Task directions
In the data below, locate each line with the word "icon" and list it.

(Stored data)
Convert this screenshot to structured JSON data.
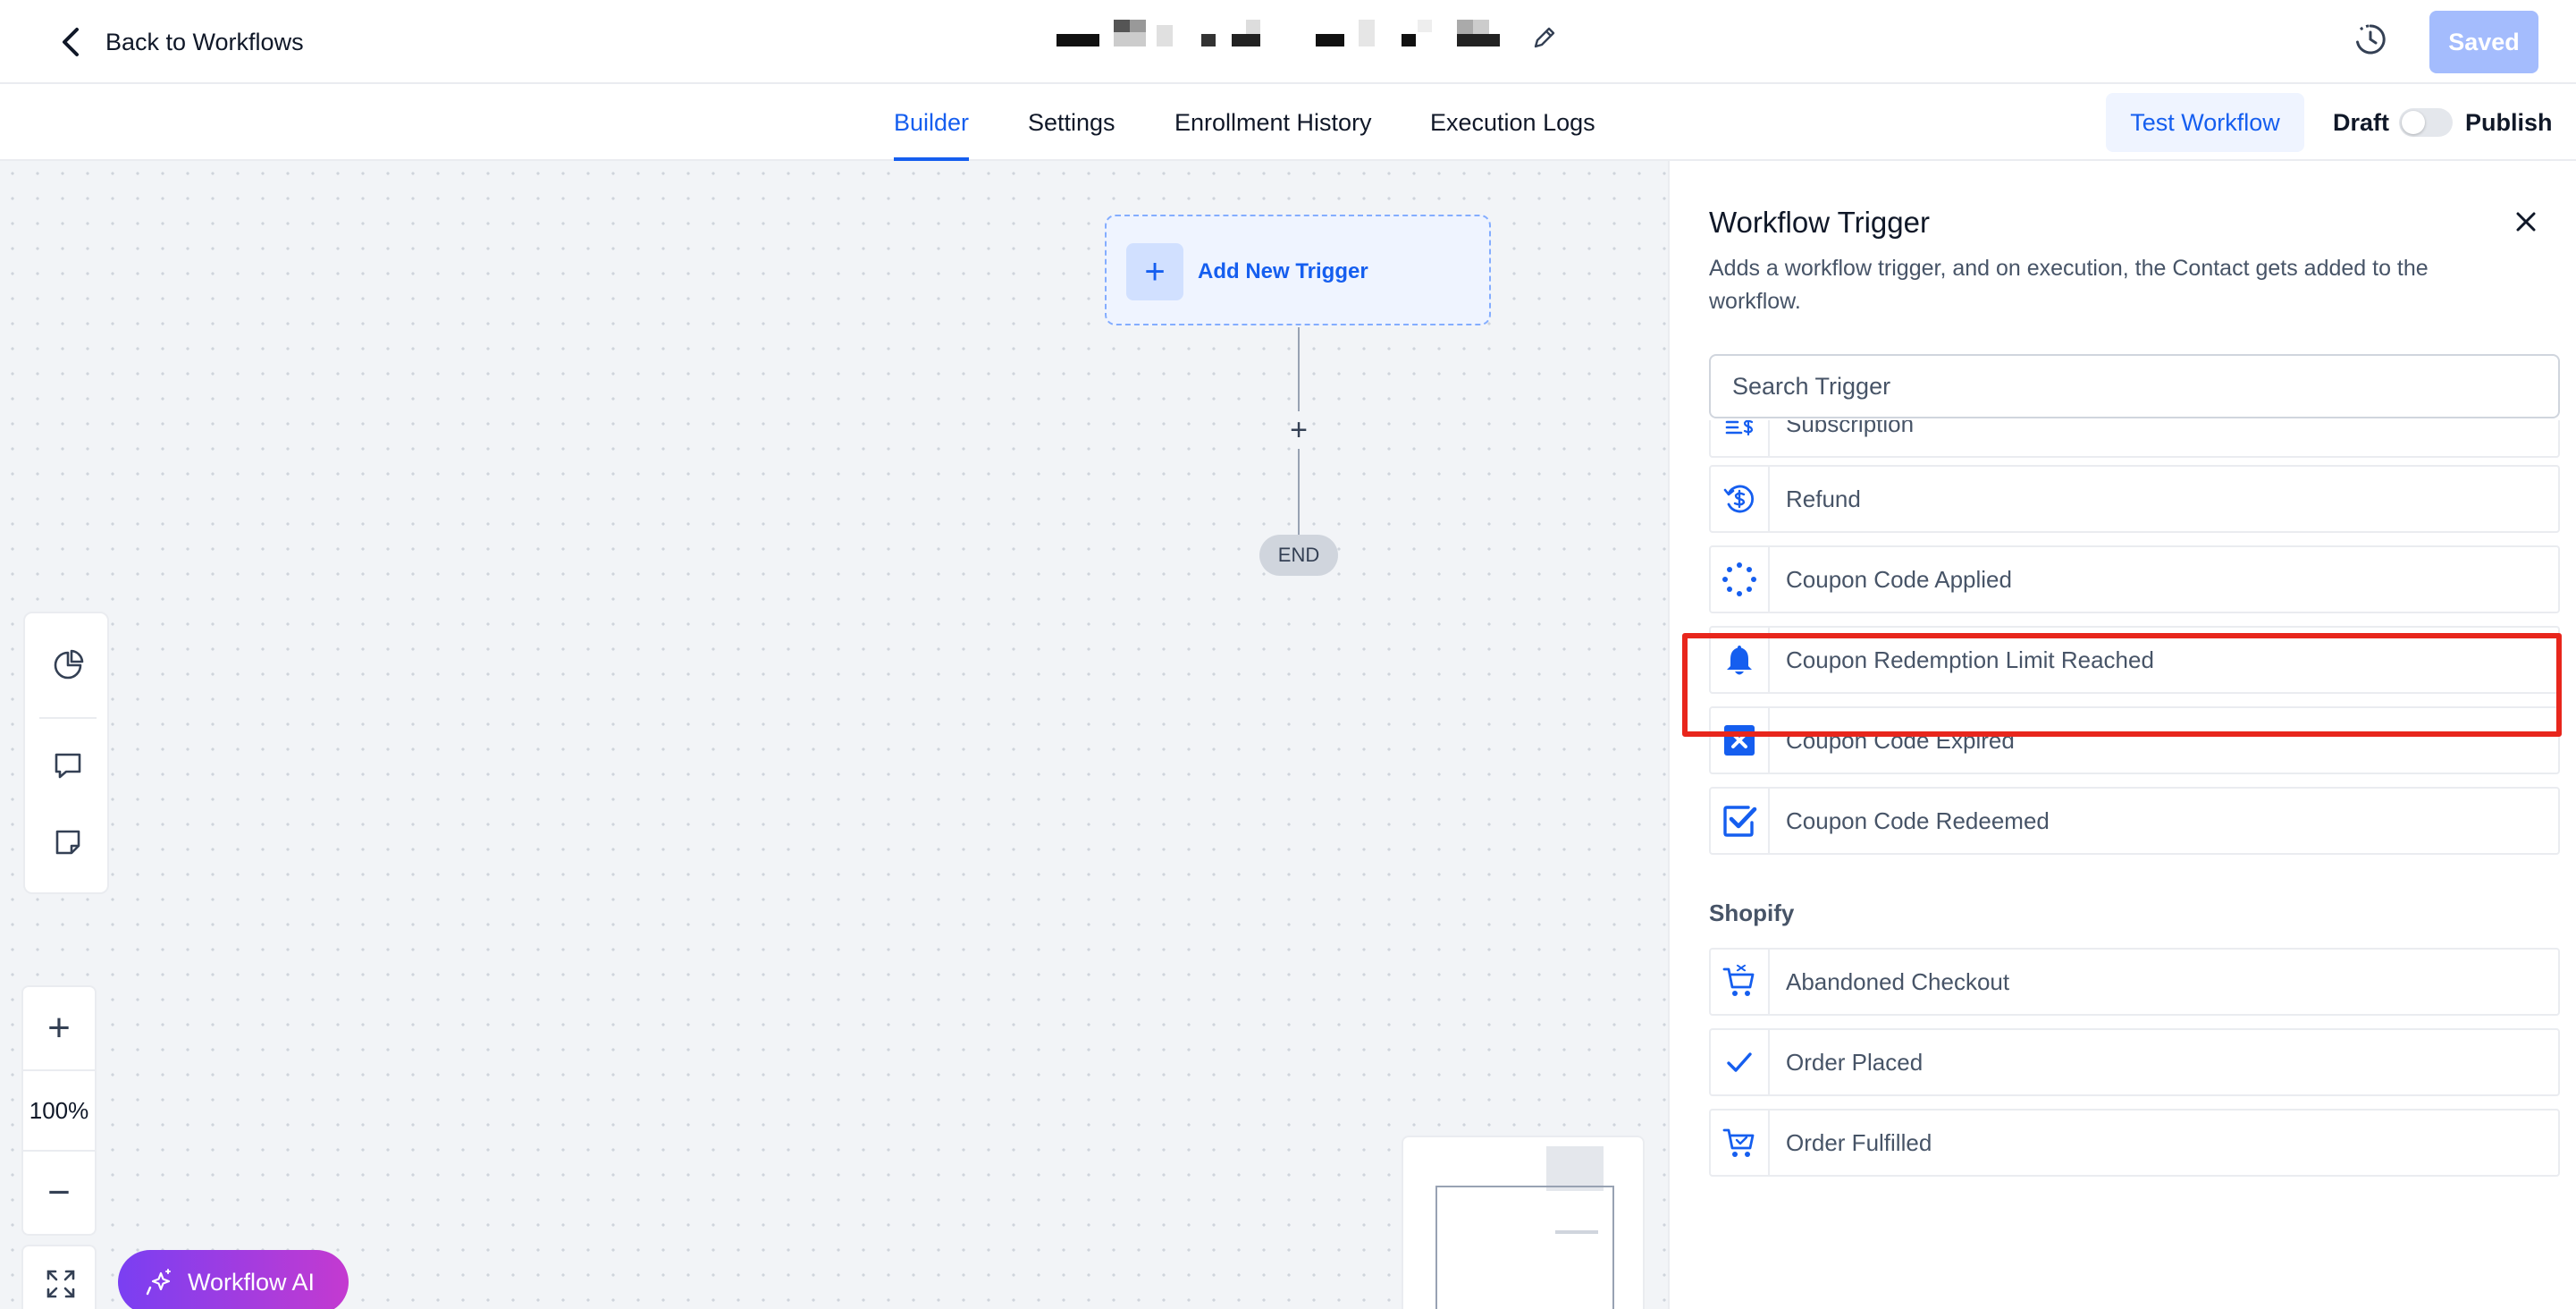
{
  "header": {
    "back_label": "Back to Workflows",
    "saved_label": "Saved"
  },
  "tabs": [
    {
      "label": "Builder",
      "active": true
    },
    {
      "label": "Settings",
      "active": false
    },
    {
      "label": "Enrollment History",
      "active": false
    },
    {
      "label": "Execution Logs",
      "active": false
    }
  ],
  "actions": {
    "test_label": "Test Workflow",
    "draft_label": "Draft",
    "publish_label": "Publish",
    "published": false
  },
  "canvas": {
    "add_trigger_label": "Add New Trigger",
    "add_step_symbol": "+",
    "end_label": "END",
    "zoom": "100%",
    "zoom_in_symbol": "+",
    "zoom_out_symbol": "−",
    "ai_label": "Workflow AI"
  },
  "panel": {
    "title": "Workflow Trigger",
    "description": "Adds a workflow trigger, and on execution, the Contact gets added to the workflow.",
    "search_placeholder": "Search Trigger",
    "items": [
      {
        "label": "Subscription",
        "icon": "subscription-icon"
      },
      {
        "label": "Refund",
        "icon": "refund-icon"
      },
      {
        "label": "Coupon Code Applied",
        "icon": "dotted-circle-icon"
      },
      {
        "label": "Coupon Redemption Limit Reached",
        "icon": "bell-icon",
        "highlighted": true
      },
      {
        "label": "Coupon Code Expired",
        "icon": "x-square-icon"
      },
      {
        "label": "Coupon Code Redeemed",
        "icon": "check-square-icon"
      }
    ],
    "shopify_section": "Shopify",
    "shopify_items": [
      {
        "label": "Abandoned Checkout",
        "icon": "cart-icon"
      },
      {
        "label": "Order Placed",
        "icon": "check-icon"
      },
      {
        "label": "Order Fulfilled",
        "icon": "cart-icon"
      }
    ]
  },
  "colors": {
    "accent": "#155eef",
    "highlight": "#e8261c",
    "saved_button": "#a4bcfd"
  }
}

Expected answer
        "icon": "subscription-icon"
        "icon": "refund-icon"
        "icon": "dotted-circle-icon"
        "icon": "bell-icon",
        "icon": "x-square-icon"
        "icon": "check-square-icon"
        "icon": "cart-icon"
        "icon": "check-icon"
        "icon": "cart-icon"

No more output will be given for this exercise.